# [DATA SUPPLIED]

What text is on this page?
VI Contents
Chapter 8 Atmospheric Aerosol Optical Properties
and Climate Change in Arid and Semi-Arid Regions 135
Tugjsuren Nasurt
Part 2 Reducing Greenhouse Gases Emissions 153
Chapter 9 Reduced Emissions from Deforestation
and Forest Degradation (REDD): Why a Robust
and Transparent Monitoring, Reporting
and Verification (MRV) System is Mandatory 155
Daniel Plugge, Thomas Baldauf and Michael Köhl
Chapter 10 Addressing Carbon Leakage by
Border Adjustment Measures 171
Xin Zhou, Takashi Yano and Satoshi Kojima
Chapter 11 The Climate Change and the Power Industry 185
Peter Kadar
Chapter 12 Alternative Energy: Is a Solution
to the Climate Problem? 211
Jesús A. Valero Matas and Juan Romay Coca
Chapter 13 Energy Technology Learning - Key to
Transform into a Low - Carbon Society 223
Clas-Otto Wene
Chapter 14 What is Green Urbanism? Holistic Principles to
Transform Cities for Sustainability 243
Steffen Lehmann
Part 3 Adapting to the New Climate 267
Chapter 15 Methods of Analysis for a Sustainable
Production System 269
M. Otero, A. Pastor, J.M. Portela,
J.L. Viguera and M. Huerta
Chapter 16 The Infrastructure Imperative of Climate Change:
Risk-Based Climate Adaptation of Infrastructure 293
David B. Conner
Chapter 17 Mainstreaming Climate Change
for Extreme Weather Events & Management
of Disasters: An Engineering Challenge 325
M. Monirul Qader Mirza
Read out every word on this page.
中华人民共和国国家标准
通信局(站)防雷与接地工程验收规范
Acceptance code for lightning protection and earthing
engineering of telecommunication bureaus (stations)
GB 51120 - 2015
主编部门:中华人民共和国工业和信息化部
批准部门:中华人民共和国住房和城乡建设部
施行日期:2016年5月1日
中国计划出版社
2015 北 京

# [TO DO]
Quote exactly the line containing "Read out every word on this page." and every later line through the end of the listing, and no other lines.

# [SOLUTION TO THIS EXERCISE]
Read out every word on this page.
中华人民共和国国家标准
通信局(站)防雷与接地工程验收规范
Acceptance code for lightning protection and earthing
engineering of telecommunication bureaus (stations)
GB 51120 - 2015
主编部门:中华人民共和国工业和信息化部
批准部门:中华人民共和国住房和城乡建设部
施行日期:2016年5月1日
中国计划出版社
2015 北 京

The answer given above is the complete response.